Look through the listing for the word "data". Copy each line that has it.

================================

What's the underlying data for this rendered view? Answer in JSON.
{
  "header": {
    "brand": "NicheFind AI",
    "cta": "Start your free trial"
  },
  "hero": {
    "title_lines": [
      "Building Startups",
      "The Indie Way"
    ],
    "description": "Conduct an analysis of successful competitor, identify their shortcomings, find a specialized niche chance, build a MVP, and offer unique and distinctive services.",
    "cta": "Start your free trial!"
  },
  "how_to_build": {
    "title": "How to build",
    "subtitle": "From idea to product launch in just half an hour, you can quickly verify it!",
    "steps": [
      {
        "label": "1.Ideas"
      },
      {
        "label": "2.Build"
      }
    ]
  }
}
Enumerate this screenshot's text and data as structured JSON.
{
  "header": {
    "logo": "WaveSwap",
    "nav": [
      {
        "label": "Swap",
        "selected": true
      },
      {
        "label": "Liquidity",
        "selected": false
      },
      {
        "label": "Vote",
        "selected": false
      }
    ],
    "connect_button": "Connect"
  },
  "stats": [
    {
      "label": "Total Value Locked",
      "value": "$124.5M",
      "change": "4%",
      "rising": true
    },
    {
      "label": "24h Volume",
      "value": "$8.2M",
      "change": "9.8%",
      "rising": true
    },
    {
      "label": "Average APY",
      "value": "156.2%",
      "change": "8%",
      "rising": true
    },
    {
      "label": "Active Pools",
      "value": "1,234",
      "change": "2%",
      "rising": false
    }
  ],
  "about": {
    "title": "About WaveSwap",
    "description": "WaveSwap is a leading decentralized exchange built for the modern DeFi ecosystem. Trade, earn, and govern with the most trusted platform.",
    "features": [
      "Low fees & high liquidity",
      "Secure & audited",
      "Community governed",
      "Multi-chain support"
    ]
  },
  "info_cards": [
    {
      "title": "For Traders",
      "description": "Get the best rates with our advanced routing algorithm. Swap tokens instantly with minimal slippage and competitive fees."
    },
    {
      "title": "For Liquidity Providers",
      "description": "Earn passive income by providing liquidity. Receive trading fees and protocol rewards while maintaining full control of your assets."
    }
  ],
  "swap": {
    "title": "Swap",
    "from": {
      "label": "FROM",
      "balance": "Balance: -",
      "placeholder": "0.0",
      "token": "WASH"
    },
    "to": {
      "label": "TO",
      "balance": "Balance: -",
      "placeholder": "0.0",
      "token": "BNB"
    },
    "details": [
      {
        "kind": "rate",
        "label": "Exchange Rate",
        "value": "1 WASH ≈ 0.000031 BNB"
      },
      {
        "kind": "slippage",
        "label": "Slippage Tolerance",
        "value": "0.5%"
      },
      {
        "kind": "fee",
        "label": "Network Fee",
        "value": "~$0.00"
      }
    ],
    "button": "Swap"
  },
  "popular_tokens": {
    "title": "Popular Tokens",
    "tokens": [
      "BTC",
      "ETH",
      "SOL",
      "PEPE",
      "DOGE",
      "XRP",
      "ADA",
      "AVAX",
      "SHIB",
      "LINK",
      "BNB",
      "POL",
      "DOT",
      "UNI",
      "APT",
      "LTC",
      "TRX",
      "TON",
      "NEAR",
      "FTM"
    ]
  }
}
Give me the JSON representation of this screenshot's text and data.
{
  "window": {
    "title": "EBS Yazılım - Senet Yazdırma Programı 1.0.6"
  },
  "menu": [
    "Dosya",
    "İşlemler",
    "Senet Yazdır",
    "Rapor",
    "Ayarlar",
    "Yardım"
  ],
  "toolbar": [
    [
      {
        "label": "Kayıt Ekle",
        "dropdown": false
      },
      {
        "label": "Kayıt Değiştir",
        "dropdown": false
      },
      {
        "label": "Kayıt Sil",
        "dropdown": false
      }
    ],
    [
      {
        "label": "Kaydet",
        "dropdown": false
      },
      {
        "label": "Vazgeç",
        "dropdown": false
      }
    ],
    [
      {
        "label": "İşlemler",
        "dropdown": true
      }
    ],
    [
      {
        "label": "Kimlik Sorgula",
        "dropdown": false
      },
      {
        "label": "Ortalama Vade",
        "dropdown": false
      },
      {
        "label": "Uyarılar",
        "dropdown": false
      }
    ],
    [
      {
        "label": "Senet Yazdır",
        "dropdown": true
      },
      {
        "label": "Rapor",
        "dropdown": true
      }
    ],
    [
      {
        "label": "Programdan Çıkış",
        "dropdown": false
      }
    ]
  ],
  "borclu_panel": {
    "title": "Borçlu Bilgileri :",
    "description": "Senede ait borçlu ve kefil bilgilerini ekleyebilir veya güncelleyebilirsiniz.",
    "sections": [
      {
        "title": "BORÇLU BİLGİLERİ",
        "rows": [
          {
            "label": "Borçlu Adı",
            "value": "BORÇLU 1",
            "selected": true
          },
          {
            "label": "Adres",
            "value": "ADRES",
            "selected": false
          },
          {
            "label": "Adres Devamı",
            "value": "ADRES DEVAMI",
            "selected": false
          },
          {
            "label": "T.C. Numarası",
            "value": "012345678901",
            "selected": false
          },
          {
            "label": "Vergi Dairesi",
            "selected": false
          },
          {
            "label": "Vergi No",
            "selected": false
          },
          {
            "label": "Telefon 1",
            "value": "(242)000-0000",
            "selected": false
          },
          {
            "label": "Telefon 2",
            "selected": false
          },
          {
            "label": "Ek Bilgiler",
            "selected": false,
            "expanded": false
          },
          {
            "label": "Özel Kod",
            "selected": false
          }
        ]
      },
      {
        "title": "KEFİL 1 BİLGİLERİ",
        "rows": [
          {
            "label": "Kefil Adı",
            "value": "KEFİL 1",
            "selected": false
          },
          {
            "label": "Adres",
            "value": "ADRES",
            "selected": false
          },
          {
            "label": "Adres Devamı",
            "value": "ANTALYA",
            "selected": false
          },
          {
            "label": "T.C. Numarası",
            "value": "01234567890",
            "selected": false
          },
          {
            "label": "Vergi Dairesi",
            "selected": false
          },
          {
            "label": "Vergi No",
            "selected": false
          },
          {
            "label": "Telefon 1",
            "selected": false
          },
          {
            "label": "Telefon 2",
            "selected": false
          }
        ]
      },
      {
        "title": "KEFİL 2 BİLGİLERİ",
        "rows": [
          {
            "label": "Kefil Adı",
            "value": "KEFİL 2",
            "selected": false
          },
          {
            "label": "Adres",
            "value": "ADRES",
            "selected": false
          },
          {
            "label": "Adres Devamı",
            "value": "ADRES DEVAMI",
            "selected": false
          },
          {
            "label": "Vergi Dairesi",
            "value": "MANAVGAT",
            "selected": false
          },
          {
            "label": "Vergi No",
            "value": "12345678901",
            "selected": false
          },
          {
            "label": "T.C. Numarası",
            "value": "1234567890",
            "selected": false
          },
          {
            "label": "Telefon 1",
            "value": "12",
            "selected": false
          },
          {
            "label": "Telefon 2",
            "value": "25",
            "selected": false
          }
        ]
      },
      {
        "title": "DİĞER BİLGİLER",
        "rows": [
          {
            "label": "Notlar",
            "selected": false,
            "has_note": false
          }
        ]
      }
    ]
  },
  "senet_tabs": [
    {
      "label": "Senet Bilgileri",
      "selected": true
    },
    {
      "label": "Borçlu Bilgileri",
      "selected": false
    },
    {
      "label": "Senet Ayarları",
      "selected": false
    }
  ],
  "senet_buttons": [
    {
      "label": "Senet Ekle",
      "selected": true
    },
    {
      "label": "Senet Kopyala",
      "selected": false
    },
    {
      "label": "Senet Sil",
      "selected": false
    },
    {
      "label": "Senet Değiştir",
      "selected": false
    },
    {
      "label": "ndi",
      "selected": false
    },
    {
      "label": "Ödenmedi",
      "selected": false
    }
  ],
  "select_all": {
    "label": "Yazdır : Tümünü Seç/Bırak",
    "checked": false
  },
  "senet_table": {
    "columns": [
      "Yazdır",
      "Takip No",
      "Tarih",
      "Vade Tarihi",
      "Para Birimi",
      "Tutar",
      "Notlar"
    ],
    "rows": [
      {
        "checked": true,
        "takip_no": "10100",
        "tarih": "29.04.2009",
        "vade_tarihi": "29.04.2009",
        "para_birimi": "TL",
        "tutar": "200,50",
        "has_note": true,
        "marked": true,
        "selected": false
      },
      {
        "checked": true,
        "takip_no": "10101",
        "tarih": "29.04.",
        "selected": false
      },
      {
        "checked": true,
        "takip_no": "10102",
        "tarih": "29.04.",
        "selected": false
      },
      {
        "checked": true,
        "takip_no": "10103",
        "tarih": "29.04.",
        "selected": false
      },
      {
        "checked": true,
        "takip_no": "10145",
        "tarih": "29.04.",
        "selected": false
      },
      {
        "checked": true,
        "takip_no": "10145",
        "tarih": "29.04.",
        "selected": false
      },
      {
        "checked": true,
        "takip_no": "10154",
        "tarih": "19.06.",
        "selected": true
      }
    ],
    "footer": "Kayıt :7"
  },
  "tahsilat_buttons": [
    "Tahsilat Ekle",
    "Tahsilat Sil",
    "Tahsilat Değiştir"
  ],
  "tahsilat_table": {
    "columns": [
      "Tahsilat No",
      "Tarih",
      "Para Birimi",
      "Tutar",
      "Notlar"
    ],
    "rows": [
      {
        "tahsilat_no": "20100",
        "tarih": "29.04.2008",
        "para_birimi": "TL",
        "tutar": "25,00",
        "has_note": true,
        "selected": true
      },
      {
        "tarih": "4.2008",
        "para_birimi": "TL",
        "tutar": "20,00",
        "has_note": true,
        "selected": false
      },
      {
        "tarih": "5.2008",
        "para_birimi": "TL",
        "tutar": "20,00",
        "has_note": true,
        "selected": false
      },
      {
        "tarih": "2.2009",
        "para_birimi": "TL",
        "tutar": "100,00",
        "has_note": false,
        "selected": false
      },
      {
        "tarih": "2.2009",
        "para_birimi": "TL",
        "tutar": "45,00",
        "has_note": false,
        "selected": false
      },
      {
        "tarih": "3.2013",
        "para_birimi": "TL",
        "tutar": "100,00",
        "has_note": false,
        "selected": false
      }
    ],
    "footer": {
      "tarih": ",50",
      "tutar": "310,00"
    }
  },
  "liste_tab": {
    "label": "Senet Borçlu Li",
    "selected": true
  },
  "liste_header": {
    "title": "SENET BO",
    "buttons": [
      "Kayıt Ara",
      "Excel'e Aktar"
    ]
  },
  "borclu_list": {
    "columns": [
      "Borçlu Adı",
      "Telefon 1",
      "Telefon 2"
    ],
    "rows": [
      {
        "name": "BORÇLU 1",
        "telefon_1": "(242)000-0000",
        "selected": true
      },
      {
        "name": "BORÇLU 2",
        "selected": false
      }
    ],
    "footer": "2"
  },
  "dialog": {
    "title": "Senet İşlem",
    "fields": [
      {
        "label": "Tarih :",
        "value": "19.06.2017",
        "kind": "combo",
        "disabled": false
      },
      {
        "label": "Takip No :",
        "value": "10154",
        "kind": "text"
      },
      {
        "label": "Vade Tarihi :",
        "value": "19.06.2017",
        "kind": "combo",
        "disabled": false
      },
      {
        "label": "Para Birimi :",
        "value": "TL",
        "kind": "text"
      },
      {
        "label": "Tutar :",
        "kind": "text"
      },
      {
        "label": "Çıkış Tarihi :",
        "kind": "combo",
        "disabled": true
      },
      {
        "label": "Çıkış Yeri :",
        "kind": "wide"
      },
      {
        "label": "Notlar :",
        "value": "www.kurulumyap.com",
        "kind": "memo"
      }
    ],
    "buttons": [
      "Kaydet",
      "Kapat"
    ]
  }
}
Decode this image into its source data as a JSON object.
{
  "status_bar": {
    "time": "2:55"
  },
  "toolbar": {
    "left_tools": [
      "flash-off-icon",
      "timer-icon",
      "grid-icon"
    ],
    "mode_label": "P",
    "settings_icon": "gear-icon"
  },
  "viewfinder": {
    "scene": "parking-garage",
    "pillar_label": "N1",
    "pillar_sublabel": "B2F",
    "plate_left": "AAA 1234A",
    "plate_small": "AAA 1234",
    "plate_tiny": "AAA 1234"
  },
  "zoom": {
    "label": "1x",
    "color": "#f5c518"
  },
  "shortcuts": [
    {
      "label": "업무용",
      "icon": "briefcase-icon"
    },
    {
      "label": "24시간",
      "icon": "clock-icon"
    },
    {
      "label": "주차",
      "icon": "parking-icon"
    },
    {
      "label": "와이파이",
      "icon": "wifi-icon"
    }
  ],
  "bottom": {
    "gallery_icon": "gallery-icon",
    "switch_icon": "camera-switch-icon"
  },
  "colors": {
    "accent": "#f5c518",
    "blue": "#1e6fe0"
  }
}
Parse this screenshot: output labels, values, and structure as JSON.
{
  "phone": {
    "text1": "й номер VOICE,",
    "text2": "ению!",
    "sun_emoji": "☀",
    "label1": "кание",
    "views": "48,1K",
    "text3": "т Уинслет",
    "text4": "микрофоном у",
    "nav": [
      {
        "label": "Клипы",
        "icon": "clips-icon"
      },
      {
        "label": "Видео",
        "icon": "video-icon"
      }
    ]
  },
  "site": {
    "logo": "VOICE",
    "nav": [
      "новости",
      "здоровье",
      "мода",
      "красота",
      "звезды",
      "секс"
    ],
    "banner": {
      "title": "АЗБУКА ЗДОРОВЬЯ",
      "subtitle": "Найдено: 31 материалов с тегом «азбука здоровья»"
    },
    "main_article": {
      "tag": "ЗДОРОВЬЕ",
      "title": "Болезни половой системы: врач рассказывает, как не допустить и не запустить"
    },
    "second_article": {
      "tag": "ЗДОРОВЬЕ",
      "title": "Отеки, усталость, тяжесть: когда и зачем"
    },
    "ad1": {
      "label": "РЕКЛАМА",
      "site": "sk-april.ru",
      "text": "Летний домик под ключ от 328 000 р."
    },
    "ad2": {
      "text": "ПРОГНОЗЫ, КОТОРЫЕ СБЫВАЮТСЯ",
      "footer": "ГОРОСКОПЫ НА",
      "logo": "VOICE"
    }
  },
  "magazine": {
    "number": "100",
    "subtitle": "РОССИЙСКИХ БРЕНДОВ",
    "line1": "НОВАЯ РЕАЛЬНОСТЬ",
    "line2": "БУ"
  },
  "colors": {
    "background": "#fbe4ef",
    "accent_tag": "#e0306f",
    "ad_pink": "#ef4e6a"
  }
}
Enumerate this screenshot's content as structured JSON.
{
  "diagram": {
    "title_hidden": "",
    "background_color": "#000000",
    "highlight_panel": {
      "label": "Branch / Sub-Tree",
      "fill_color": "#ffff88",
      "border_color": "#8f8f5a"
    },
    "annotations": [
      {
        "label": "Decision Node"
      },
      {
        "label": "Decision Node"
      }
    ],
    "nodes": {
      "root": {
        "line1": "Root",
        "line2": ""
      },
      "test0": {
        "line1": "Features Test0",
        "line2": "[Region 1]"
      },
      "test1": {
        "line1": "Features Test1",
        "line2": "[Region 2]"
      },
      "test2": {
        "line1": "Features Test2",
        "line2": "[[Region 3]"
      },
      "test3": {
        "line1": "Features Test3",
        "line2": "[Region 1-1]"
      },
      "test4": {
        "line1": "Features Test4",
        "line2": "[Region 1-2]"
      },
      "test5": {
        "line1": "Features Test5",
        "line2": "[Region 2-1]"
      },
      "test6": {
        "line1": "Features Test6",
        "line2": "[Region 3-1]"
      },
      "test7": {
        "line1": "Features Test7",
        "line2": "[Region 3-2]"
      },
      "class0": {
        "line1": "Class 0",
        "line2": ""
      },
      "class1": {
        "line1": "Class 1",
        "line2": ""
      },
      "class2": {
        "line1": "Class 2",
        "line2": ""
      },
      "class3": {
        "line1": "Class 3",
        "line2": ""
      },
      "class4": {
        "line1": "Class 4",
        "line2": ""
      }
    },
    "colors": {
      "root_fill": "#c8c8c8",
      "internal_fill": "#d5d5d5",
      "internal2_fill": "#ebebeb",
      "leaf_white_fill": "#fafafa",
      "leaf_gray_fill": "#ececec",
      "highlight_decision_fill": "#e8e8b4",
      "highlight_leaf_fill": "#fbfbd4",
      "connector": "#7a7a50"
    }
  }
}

================================

- [CORRECT ANSWER]:
What's the underlying data for this rendered view? Answer in JSON.
Enumerate this screenshot's text and data as structured JSON.
Give me the JSON representation of this screenshot's text and data.
Decode this image into its source data as a JSON object.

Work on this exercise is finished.